State how many lines of the records contain the string "feeds". Give the number alone.

******************************

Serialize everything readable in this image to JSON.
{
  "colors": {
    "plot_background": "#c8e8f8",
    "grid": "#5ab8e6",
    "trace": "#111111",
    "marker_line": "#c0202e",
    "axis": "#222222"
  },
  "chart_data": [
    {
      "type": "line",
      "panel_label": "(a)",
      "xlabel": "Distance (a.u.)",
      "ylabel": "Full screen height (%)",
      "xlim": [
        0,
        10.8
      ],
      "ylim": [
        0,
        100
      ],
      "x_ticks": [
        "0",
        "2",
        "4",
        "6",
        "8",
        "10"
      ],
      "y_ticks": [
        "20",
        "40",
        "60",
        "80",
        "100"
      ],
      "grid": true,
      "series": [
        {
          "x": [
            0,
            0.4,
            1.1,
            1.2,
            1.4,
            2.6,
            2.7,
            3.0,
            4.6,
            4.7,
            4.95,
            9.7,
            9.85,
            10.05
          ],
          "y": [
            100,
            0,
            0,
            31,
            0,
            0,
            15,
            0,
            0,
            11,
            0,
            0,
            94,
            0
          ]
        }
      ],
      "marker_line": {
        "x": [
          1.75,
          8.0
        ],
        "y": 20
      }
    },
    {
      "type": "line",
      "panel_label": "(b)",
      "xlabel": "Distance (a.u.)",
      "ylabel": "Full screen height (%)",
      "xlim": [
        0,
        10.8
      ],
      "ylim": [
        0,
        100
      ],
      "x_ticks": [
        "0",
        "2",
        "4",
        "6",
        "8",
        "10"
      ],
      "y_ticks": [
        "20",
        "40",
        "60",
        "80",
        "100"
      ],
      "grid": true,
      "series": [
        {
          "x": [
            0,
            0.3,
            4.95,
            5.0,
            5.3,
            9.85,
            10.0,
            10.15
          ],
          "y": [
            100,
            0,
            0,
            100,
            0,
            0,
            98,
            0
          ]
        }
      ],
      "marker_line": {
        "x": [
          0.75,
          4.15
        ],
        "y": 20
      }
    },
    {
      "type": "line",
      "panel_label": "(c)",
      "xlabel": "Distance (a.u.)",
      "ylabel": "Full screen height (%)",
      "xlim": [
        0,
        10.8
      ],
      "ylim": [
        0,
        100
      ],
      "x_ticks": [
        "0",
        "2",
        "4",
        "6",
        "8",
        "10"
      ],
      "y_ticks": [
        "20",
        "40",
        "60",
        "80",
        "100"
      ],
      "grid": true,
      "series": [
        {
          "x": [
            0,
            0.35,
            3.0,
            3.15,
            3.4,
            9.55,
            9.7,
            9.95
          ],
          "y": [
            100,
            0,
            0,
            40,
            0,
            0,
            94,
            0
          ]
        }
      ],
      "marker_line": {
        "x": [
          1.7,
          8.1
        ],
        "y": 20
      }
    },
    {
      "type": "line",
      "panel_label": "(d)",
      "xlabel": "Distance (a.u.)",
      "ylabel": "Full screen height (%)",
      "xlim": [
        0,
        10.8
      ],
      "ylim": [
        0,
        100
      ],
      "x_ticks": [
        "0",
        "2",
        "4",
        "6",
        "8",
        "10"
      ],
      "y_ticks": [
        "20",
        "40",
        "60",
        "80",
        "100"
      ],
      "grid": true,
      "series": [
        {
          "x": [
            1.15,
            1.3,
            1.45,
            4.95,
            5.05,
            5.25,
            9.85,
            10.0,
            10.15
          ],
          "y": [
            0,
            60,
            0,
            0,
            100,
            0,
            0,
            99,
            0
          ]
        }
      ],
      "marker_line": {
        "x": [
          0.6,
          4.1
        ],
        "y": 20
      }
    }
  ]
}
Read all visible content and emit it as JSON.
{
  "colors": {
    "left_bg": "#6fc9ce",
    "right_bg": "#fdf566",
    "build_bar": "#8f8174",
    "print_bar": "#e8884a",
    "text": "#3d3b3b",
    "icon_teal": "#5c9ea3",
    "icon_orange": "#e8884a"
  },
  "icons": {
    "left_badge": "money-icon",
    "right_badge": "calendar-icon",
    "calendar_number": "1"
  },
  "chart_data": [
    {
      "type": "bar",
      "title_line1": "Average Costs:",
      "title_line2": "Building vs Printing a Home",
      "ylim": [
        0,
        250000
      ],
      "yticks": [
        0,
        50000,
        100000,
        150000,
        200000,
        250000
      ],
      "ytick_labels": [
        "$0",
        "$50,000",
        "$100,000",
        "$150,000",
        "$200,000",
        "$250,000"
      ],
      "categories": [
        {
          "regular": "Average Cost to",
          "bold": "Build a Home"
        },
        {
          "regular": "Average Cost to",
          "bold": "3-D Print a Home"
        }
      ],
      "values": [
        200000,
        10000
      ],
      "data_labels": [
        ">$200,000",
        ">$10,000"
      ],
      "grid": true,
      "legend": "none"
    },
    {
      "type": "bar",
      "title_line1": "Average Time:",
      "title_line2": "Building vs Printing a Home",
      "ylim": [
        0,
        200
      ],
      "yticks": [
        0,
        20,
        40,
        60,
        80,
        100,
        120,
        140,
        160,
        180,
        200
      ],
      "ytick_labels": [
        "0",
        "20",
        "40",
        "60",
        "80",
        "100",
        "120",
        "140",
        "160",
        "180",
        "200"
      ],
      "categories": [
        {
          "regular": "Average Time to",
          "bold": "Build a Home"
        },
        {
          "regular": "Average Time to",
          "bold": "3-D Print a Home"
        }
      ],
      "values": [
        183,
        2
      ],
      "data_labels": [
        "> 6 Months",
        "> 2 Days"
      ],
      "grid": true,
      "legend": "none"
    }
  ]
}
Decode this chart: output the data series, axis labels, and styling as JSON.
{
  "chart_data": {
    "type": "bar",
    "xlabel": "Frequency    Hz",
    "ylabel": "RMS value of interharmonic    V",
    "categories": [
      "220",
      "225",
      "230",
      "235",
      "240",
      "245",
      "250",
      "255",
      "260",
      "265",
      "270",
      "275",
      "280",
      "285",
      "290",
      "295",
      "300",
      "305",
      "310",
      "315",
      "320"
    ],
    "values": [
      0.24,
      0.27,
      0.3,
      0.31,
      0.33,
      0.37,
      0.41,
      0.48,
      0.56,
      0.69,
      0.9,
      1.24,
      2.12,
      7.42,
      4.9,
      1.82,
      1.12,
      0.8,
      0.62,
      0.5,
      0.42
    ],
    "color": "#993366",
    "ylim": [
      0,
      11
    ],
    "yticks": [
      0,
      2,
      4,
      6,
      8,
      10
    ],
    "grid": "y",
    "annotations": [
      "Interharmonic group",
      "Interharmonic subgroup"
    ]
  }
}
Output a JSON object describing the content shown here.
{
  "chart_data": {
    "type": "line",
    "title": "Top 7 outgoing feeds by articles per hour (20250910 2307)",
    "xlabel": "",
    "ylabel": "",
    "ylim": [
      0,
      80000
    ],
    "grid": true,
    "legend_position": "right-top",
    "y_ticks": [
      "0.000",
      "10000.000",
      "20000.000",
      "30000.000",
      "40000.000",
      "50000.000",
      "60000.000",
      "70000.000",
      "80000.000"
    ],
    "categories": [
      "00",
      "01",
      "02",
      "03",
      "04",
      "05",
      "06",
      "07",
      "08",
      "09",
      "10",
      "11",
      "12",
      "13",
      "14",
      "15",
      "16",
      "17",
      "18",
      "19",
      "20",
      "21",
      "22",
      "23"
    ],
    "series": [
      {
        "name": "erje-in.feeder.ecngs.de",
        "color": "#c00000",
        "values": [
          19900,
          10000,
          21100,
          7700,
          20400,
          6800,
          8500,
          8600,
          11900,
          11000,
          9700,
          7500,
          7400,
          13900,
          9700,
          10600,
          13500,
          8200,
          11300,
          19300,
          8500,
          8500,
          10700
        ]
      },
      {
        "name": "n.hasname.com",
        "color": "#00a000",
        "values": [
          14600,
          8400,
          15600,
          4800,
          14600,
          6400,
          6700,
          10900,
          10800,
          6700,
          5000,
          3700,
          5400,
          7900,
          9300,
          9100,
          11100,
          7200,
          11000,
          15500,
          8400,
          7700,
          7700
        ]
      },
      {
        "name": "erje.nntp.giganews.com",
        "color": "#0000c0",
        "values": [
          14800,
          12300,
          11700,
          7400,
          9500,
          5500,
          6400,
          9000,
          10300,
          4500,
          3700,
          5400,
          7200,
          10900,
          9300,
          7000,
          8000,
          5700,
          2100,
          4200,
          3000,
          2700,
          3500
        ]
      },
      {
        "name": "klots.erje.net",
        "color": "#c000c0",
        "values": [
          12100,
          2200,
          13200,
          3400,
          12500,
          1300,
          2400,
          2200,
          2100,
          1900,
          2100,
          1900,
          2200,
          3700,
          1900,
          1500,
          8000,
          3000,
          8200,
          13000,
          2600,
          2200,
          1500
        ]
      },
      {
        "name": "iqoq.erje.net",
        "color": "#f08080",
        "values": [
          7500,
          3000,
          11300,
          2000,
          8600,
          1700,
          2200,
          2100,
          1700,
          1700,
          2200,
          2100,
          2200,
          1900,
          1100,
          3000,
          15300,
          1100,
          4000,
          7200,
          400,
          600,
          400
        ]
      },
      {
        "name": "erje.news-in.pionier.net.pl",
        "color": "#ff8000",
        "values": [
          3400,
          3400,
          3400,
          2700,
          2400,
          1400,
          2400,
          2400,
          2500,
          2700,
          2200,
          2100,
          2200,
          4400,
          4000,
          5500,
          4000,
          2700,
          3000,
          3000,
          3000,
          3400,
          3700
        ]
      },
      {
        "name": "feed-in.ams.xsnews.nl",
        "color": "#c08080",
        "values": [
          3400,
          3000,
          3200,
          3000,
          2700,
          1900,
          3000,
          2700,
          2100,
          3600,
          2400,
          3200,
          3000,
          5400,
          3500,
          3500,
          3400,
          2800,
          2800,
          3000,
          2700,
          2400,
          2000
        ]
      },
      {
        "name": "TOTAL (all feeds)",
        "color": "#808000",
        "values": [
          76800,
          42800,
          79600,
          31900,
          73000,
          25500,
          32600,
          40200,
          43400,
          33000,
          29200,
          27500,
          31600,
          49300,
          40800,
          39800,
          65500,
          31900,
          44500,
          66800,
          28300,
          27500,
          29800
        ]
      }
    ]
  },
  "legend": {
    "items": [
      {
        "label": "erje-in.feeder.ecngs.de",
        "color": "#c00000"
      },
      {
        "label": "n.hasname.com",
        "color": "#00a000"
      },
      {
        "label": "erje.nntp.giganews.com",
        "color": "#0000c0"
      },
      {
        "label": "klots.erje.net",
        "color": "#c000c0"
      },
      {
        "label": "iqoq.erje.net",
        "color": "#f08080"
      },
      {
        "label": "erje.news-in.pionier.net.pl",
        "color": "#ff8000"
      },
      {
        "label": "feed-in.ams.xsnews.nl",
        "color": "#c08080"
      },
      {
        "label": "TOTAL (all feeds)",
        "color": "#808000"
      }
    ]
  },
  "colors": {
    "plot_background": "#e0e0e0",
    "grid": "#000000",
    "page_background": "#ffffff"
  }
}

******************************

> Solution for this task
3